* Begin Text passage *

[extropy-chat] School libraries and skiffy
Robert Bradbury
robert.bradbury at gmail.com
Fri Nov 10 04:52:21 UTC 2006
On 11/9/06, Keith Henson <hkhenson at rogers.com> wrote:
> At 02:38 PM 11/7/2006 -0600, Damien wrote:
> >At 03:24 PM 11/7/2006 -0500, Keith Henson wrote:
> >
> > >PS. I went through about a dozen high school libraries in the San Jose
> > >area around 1995 looking at the books of my childhood (Heinlein, Clarke,
> > >Asimov and others) to see if the failure of those books to be read after
> > >some point in the early 70s was widespread, similar to what I had noticed
> > >in my daughter's middle school. It was. I have no theory as to why.
I suspect it would be due to the rise of cable TV (lots of channels)
and/or VCRs and DVD players (and the costs for renting these to be
relatively low). Video game consoles is probably another factor.

* End Text passage *

_Problem set_.
1. Copy the mailing list post word for word, everything from "[extropy-chat] School libraries" down to "(lots of channels)".
2. According to the mailing list post, around what year were about a dozen high school libraries in the San Jose area visited?
The rows have no connection to the mailing list post.

* Begin Provided information *

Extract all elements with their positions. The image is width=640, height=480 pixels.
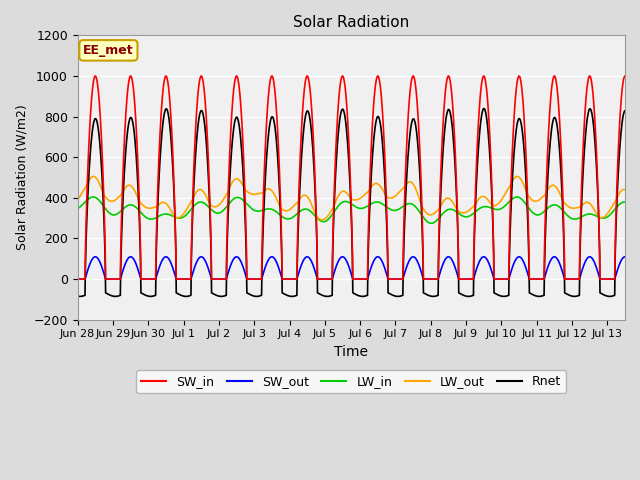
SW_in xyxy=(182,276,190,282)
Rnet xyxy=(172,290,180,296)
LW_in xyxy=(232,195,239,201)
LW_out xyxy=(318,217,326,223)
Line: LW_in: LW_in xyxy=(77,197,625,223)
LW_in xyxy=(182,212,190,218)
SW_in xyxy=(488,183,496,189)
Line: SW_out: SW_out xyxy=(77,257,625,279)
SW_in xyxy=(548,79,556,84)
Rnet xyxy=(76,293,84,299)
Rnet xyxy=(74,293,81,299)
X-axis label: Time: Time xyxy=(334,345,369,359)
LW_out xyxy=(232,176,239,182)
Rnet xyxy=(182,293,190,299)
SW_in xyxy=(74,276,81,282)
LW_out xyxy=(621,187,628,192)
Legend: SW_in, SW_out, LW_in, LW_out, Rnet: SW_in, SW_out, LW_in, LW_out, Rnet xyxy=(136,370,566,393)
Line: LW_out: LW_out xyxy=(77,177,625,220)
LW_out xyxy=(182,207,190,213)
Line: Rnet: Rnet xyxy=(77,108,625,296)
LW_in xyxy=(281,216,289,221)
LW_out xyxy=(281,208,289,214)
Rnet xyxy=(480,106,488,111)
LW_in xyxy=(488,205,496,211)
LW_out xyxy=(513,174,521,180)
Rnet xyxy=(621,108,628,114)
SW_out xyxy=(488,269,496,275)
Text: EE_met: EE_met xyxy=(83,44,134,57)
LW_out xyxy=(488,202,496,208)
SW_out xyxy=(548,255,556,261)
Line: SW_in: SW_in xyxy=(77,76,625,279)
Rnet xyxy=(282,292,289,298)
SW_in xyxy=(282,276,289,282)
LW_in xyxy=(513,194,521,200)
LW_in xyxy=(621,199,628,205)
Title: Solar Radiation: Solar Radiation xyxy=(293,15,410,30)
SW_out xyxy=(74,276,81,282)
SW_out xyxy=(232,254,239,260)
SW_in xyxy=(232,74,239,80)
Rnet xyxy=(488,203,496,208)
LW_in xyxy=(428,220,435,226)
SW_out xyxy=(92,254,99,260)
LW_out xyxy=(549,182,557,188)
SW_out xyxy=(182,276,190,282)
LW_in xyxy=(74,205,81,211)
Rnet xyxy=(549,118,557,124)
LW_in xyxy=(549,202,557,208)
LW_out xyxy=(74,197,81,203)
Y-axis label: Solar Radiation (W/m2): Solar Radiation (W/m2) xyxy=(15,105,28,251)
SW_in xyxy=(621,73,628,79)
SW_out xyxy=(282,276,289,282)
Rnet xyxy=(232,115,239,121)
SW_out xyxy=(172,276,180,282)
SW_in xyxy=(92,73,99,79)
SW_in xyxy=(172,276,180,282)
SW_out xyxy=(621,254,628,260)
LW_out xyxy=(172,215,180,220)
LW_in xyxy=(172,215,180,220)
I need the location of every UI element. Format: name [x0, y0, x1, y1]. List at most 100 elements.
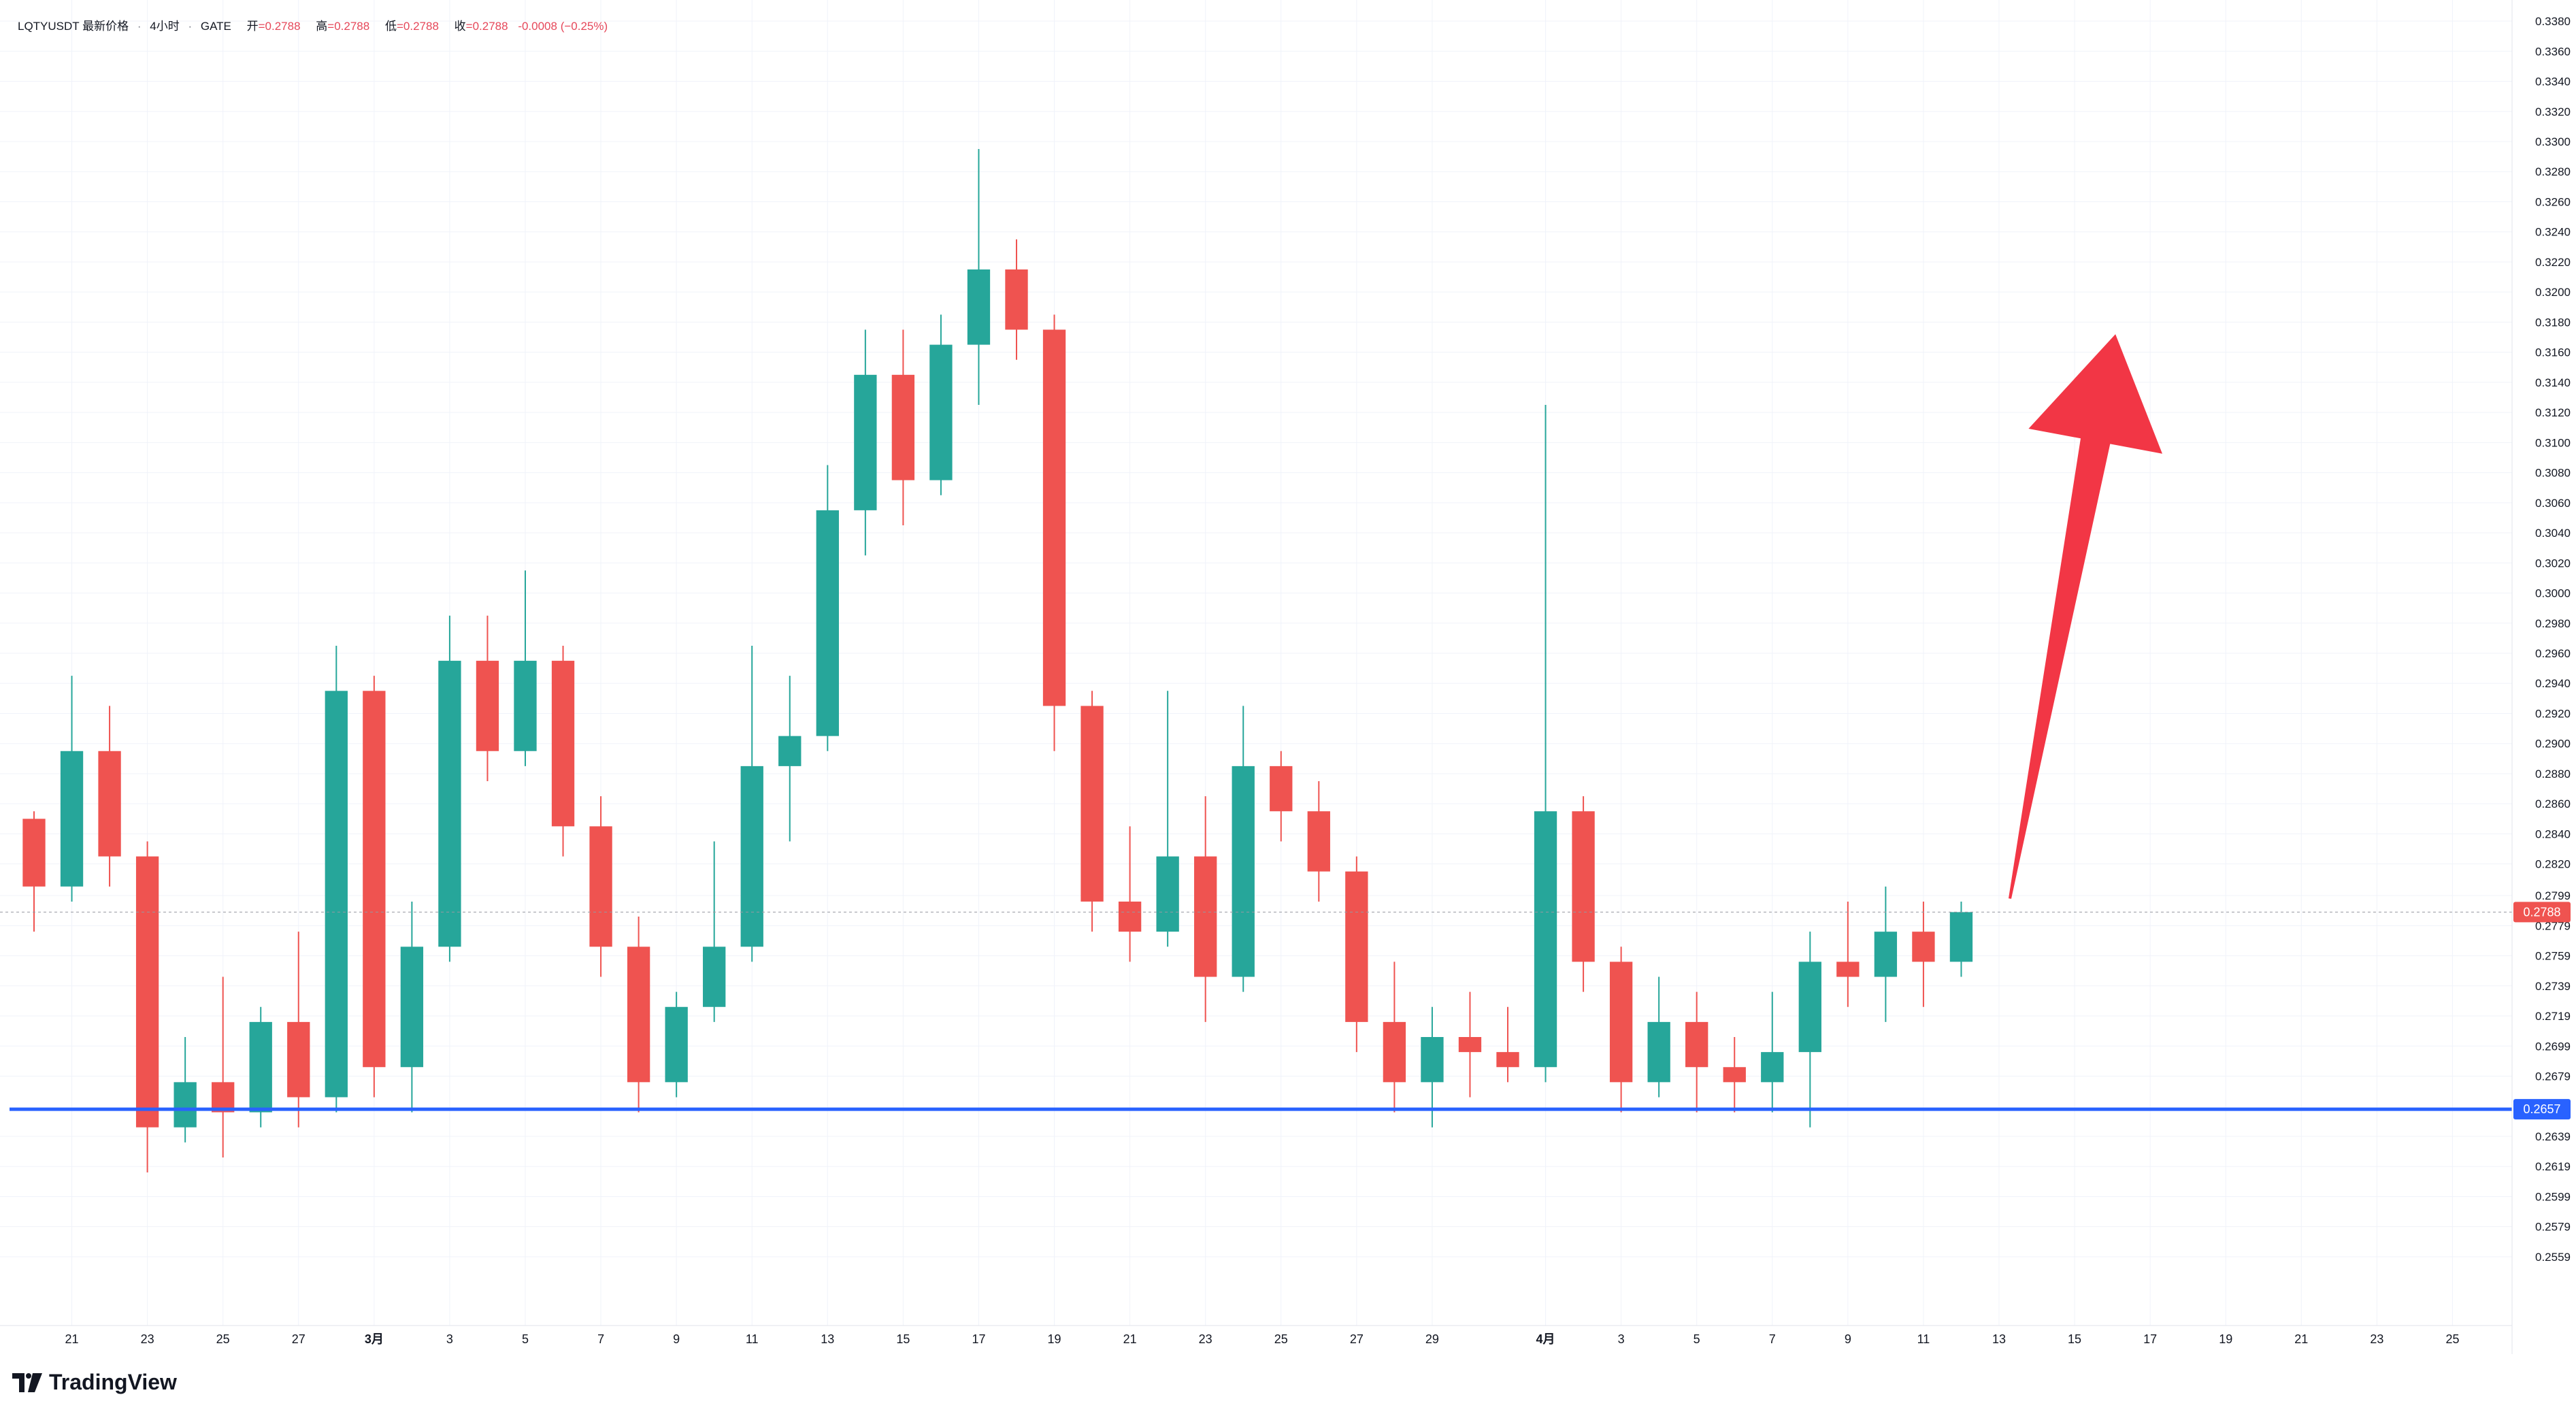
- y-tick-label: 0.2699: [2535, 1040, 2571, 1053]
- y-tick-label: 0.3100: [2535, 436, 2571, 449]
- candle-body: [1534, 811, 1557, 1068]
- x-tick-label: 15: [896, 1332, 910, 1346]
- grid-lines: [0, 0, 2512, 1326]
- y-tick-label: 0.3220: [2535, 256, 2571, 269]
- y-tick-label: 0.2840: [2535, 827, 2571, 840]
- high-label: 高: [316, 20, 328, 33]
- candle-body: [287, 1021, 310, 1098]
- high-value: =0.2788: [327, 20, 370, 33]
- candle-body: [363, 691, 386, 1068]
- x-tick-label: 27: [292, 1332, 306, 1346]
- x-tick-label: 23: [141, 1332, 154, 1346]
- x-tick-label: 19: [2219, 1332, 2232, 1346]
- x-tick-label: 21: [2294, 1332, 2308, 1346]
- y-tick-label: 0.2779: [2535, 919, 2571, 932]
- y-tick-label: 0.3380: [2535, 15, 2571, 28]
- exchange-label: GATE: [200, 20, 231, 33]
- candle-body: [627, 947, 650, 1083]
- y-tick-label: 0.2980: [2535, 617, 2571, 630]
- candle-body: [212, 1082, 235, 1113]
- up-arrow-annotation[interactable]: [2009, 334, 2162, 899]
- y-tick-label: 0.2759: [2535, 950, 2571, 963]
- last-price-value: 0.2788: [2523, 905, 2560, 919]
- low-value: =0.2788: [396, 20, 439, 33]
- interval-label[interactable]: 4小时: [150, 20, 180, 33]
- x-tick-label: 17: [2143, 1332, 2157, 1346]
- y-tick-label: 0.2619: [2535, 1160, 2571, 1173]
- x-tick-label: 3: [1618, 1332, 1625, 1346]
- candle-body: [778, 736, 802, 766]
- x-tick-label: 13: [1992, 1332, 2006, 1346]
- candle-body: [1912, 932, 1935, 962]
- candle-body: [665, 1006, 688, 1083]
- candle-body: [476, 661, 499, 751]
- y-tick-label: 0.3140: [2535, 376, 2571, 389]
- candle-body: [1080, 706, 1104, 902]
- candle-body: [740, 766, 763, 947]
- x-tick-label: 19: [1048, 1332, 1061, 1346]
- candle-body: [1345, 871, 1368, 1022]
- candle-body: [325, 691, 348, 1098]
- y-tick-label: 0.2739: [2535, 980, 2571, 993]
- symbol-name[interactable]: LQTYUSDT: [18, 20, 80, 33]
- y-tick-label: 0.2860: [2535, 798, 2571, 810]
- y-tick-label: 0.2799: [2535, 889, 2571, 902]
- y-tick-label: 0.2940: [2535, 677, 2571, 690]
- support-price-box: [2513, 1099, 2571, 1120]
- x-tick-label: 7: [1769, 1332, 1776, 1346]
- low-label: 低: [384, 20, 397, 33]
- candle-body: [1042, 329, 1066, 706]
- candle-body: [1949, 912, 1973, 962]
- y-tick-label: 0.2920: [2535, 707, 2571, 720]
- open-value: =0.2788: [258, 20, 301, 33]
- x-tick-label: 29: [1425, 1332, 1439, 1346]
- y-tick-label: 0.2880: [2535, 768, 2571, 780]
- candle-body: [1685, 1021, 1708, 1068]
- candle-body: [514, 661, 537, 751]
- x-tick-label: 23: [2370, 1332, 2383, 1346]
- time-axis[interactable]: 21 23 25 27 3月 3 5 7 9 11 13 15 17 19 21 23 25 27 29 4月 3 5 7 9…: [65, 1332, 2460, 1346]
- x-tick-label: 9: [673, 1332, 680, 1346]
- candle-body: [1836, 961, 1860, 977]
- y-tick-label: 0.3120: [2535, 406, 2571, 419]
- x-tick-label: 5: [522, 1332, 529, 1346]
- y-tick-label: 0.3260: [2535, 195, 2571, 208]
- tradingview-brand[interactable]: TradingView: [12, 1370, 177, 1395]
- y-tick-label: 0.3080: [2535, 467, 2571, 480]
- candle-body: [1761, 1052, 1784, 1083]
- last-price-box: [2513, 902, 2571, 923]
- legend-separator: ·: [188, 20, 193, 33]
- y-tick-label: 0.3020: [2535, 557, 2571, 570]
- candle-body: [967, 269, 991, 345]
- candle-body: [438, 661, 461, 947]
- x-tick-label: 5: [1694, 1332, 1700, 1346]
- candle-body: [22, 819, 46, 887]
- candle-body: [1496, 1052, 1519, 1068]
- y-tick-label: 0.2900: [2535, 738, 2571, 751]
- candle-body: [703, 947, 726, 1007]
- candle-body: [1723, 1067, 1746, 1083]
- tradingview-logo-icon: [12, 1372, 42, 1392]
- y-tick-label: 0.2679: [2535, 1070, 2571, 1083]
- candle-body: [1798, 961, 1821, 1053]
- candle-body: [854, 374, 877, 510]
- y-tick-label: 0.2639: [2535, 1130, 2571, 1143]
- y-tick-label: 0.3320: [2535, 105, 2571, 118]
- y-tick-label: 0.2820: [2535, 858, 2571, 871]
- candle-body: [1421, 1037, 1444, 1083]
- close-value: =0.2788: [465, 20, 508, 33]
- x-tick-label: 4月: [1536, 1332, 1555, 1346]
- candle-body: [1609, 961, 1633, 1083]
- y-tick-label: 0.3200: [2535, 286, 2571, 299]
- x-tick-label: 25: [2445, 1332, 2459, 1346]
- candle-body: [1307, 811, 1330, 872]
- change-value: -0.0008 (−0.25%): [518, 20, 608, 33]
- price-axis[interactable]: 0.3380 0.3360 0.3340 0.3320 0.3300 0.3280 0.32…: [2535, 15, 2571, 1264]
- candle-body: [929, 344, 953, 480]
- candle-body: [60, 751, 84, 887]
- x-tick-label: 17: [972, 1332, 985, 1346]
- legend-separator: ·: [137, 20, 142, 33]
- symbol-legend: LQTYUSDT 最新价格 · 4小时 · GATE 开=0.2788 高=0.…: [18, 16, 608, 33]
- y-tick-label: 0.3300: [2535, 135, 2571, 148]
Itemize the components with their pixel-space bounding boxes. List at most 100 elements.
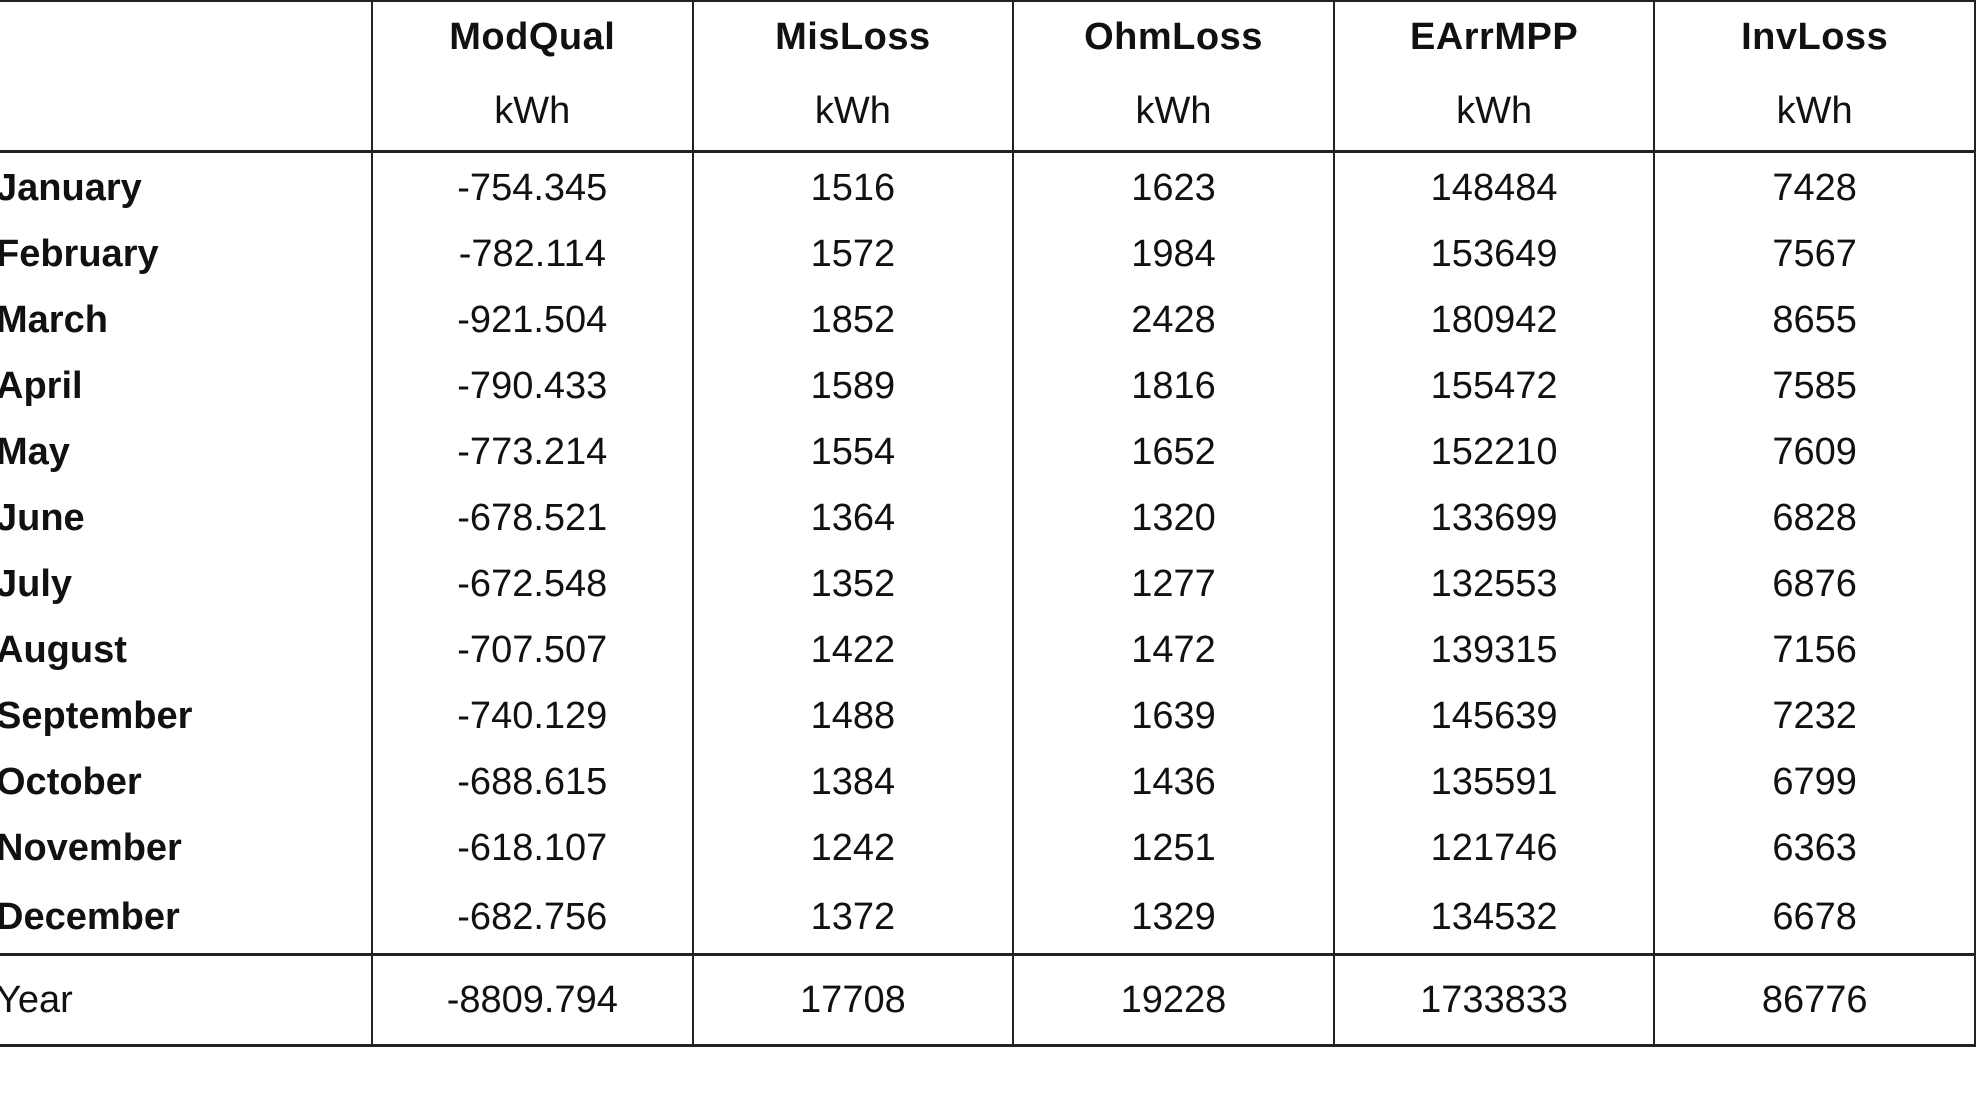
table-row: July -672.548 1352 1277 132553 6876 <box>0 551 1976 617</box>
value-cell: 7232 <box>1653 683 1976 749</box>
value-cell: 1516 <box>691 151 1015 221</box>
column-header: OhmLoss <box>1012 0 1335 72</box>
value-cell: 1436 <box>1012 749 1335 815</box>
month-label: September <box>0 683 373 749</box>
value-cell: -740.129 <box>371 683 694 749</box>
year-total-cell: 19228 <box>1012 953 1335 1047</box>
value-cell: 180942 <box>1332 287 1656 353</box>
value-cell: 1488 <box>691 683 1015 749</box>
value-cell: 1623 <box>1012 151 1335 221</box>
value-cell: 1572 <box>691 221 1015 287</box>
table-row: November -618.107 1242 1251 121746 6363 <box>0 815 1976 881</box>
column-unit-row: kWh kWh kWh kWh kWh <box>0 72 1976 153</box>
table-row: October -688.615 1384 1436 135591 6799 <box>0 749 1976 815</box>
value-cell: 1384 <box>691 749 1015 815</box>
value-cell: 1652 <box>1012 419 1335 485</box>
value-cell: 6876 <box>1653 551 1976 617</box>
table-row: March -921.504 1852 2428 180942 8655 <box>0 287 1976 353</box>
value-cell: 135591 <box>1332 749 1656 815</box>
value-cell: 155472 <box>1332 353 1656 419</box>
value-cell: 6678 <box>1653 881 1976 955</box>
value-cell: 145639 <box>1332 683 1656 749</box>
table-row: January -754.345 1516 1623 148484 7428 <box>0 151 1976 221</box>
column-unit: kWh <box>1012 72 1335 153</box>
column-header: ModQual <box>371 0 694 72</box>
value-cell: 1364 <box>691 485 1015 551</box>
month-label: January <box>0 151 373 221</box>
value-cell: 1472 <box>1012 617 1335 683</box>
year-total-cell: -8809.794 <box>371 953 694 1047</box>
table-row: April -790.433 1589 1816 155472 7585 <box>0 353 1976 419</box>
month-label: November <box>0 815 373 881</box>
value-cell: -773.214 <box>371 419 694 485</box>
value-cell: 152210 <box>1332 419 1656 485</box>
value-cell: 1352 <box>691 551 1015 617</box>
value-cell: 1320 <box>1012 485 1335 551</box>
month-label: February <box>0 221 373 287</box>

* End Provided information *

_Answers to the tasks_.
1.
[extropy-chat] School libraries and skiffy
Robert Bradbury
robert.bradbury at gmail.com
Fri Nov 10 04:52:21 UTC 2006
On 11/9/06, Keith Henson <hkhenson at rogers.com> wrote:
> At 02:38 PM 11/7/2006 -0600, Damien wrote:
> >At 03:24 PM 11/7/2006 -0500, Keith Henson wrote:
> >
> > >PS. I went through about a dozen high school libraries in the San Jose
> > >area around 1995 looking at the books of my childhood (Heinlein, Clarke,
> > >Asimov and others) to see if the failure of those books to be read after
> > >some point in the early 70s was widespread, similar to what I had noticed
> > >in my daughter's middle school. It was. I have no theory as to why.
I suspect it would be due to the rise of cable TV (lots of channels)

2. Around 1995.